- Goal -
Word for word, repeat the entries, minus the pictures.

[START Supplied data]

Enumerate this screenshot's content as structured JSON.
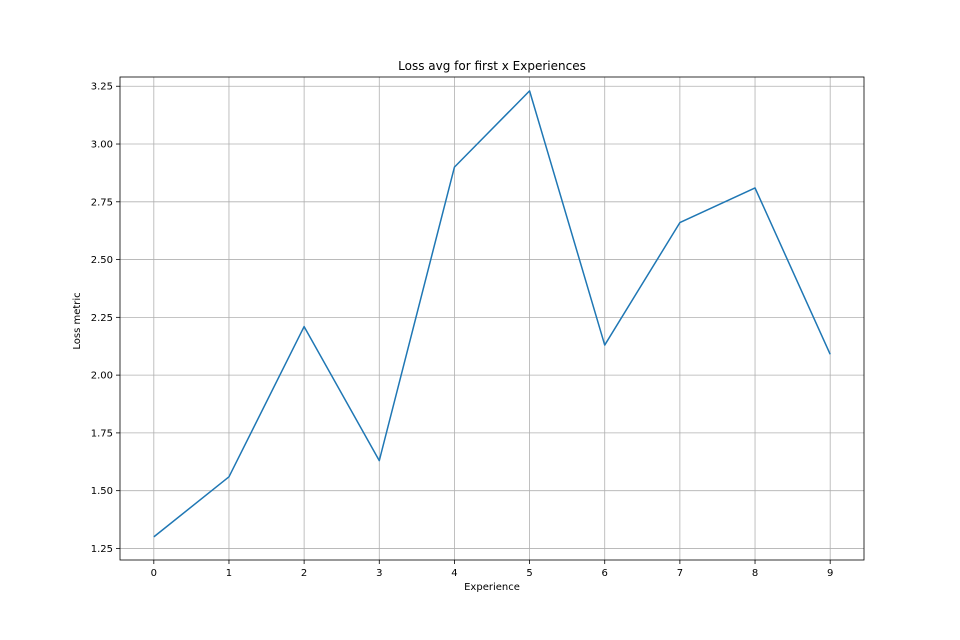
{
  "chart_data": {
    "type": "line",
    "title": "Loss avg for first x Experiences",
    "xlabel": "Experience",
    "ylabel": "Loss metric",
    "grid": true,
    "x": [
      0,
      1,
      2,
      3,
      4,
      5,
      6,
      7,
      8,
      9
    ],
    "series": [
      {
        "name": "Loss avg",
        "color": "#1f77b4",
        "values": [
          1.3,
          1.56,
          2.21,
          1.63,
          2.9,
          3.23,
          2.13,
          2.66,
          2.81,
          2.09
        ]
      }
    ],
    "xlim": [
      -0.45,
      9.45
    ],
    "ylim": [
      1.2,
      3.29
    ],
    "xticks": [
      0,
      1,
      2,
      3,
      4,
      5,
      6,
      7,
      8,
      9
    ],
    "xtick_labels": [
      "0",
      "1",
      "2",
      "3",
      "4",
      "5",
      "6",
      "7",
      "8",
      "9"
    ],
    "yticks": [
      1.25,
      1.5,
      1.75,
      2.0,
      2.25,
      2.5,
      2.75,
      3.0,
      3.25
    ],
    "ytick_labels": [
      "1.25",
      "1.50",
      "1.75",
      "2.00",
      "2.25",
      "2.50",
      "2.75",
      "3.00",
      "3.25"
    ]
  }
}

[END Supplied data]

- Response to this task -
Enumerate this screenshot's content as structured JSON.
{
  "chart_data": {
    "type": "line",
    "title": "Loss avg for first x Experiences",
    "xlabel": "Experience",
    "ylabel": "Loss metric",
    "grid": true,
    "x": [
      0,
      1,
      2,
      3,
      4,
      5,
      6,
      7,
      8,
      9
    ],
    "series": [
      {
        "name": "Loss avg",
        "color": "#1f77b4",
        "values": [
          1.3,
          1.56,
          2.21,
          1.63,
          2.9,
          3.23,
          2.13,
          2.66,
          2.81,
          2.09
        ]
      }
    ],
    "xlim": [
      -0.45,
      9.45
    ],
    "ylim": [
      1.2,
      3.29
    ],
    "xticks": [
      0,
      1,
      2,
      3,
      4,
      5,
      6,
      7,
      8,
      9
    ],
    "xtick_labels": [
      "0",
      "1",
      "2",
      "3",
      "4",
      "5",
      "6",
      "7",
      "8",
      "9"
    ],
    "yticks": [
      1.25,
      1.5,
      1.75,
      2.0,
      2.25,
      2.5,
      2.75,
      3.0,
      3.25
    ],
    "ytick_labels": [
      "1.25",
      "1.50",
      "1.75",
      "2.00",
      "2.25",
      "2.50",
      "2.75",
      "3.00",
      "3.25"
    ]
  }
}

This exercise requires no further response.